::: Supplied entries

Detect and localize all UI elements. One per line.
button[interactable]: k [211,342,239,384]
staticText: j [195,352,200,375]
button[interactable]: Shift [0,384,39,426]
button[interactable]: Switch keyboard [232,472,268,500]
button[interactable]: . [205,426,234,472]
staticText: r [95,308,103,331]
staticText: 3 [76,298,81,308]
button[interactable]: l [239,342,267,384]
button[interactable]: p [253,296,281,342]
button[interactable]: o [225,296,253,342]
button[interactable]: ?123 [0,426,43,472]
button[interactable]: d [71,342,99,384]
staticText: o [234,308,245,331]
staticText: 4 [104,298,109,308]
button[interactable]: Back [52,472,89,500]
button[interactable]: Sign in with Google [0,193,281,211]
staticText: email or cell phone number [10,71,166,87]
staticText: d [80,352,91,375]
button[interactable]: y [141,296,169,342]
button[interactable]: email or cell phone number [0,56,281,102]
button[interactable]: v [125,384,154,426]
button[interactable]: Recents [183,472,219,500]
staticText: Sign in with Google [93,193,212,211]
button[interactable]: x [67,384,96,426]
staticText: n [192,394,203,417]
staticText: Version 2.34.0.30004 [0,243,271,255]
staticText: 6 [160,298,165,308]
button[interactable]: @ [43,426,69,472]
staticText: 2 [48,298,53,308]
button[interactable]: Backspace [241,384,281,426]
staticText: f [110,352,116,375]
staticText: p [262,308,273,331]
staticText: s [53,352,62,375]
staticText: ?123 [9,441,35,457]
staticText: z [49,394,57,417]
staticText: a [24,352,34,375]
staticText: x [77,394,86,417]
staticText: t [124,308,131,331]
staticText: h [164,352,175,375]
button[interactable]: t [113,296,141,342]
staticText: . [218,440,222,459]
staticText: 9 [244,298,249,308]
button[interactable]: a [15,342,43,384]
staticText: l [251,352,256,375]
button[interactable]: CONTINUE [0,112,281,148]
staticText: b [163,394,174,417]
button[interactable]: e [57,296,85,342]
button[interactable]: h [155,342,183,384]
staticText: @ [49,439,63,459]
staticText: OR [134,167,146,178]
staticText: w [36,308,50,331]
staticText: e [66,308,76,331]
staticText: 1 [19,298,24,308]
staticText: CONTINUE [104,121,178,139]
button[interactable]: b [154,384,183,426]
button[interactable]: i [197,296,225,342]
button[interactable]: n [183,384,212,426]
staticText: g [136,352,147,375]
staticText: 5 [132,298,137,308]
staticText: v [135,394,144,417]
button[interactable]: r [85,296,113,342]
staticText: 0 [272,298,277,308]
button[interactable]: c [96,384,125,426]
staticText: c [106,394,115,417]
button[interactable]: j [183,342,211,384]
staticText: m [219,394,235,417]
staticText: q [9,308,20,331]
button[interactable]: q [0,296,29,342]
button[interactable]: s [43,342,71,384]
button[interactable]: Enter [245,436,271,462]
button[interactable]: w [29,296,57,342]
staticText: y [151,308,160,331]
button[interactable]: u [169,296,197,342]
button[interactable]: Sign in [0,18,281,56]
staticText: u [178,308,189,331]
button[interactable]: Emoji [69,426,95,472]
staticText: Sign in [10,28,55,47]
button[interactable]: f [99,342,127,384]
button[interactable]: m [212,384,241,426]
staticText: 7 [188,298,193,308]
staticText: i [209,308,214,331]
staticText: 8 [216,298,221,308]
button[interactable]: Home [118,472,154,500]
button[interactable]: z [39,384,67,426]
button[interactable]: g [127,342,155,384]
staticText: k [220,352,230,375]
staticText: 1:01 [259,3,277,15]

::::::

Reproduce every line of the material above, character for character, with nothing left out.

Detect and localize all UI elements. One per line.
button[interactable]: k [211,342,239,384]
staticText: j [195,352,200,375]
button[interactable]: Shift [0,384,39,426]
button[interactable]: Switch keyboard [232,472,268,500]
button[interactable]: . [205,426,234,472]
staticText: r [95,308,103,331]
staticText: 3 [76,298,81,308]
button[interactable]: l [239,342,267,384]
button[interactable]: p [253,296,281,342]
button[interactable]: o [225,296,253,342]
button[interactable]: ?123 [0,426,43,472]
button[interactable]: d [71,342,99,384]
staticText: o [234,308,245,331]
staticText: 4 [104,298,109,308]
button[interactable]: Back [52,472,89,500]
button[interactable]: Sign in with Google [0,193,281,211]
staticText: email or cell phone number [10,71,166,87]
staticText: d [80,352,91,375]
button[interactable]: y [141,296,169,342]
button[interactable]: email or cell phone number [0,56,281,102]
button[interactable]: v [125,384,154,426]
button[interactable]: Recents [183,472,219,500]
staticText: Sign in with Google [93,193,212,211]
button[interactable]: x [67,384,96,426]
staticText: n [192,394,203,417]
staticText: Version 2.34.0.30004 [0,243,271,255]
staticText: 6 [160,298,165,308]
button[interactable]: @ [43,426,69,472]
staticText: 2 [48,298,53,308]
button[interactable]: Backspace [241,384,281,426]
staticText: f [110,352,116,375]
staticText: p [262,308,273,331]
staticText: s [53,352,62,375]
staticText: ?123 [9,441,35,457]
staticText: z [49,394,57,417]
staticText: a [24,352,34,375]
staticText: x [77,394,86,417]
staticText: t [124,308,131,331]
staticText: h [164,352,175,375]
button[interactable]: t [113,296,141,342]
staticText: . [218,440,222,459]
staticText: 9 [244,298,249,308]
button[interactable]: a [15,342,43,384]
staticText: l [251,352,256,375]
button[interactable]: CONTINUE [0,112,281,148]
staticText: b [163,394,174,417]
button[interactable]: e [57,296,85,342]
button[interactable]: h [155,342,183,384]
staticText: @ [49,439,63,459]
staticText: OR [134,167,146,178]
staticText: w [36,308,50,331]
staticText: e [66,308,76,331]
staticText: 1 [19,298,24,308]
staticText: CONTINUE [104,121,178,139]
button[interactable]: b [154,384,183,426]
button[interactable]: i [197,296,225,342]
button[interactable]: n [183,384,212,426]
staticText: g [136,352,147,375]
staticText: 5 [132,298,137,308]
staticText: v [135,394,144,417]
button[interactable]: r [85,296,113,342]
staticText: 0 [272,298,277,308]
button[interactable]: c [96,384,125,426]
staticText: c [106,394,115,417]
button[interactable]: j [183,342,211,384]
staticText: m [219,394,235,417]
staticText: q [9,308,20,331]
button[interactable]: q [0,296,29,342]
button[interactable]: s [43,342,71,384]
button[interactable]: Enter [245,436,271,462]
button[interactable]: w [29,296,57,342]
staticText: y [151,308,160,331]
button[interactable]: u [169,296,197,342]
button[interactable]: Sign in [0,18,281,56]
staticText: u [178,308,189,331]
button[interactable]: Emoji [69,426,95,472]
staticText: Sign in [10,28,55,47]
button[interactable]: f [99,342,127,384]
button[interactable]: m [212,384,241,426]
staticText: 7 [188,298,193,308]
staticText: i [209,308,214,331]
staticText: 8 [216,298,221,308]
button[interactable]: Home [118,472,154,500]
button[interactable]: z [39,384,67,426]
button[interactable]: g [127,342,155,384]
staticText: k [220,352,230,375]
staticText: 1:01 [259,3,277,15]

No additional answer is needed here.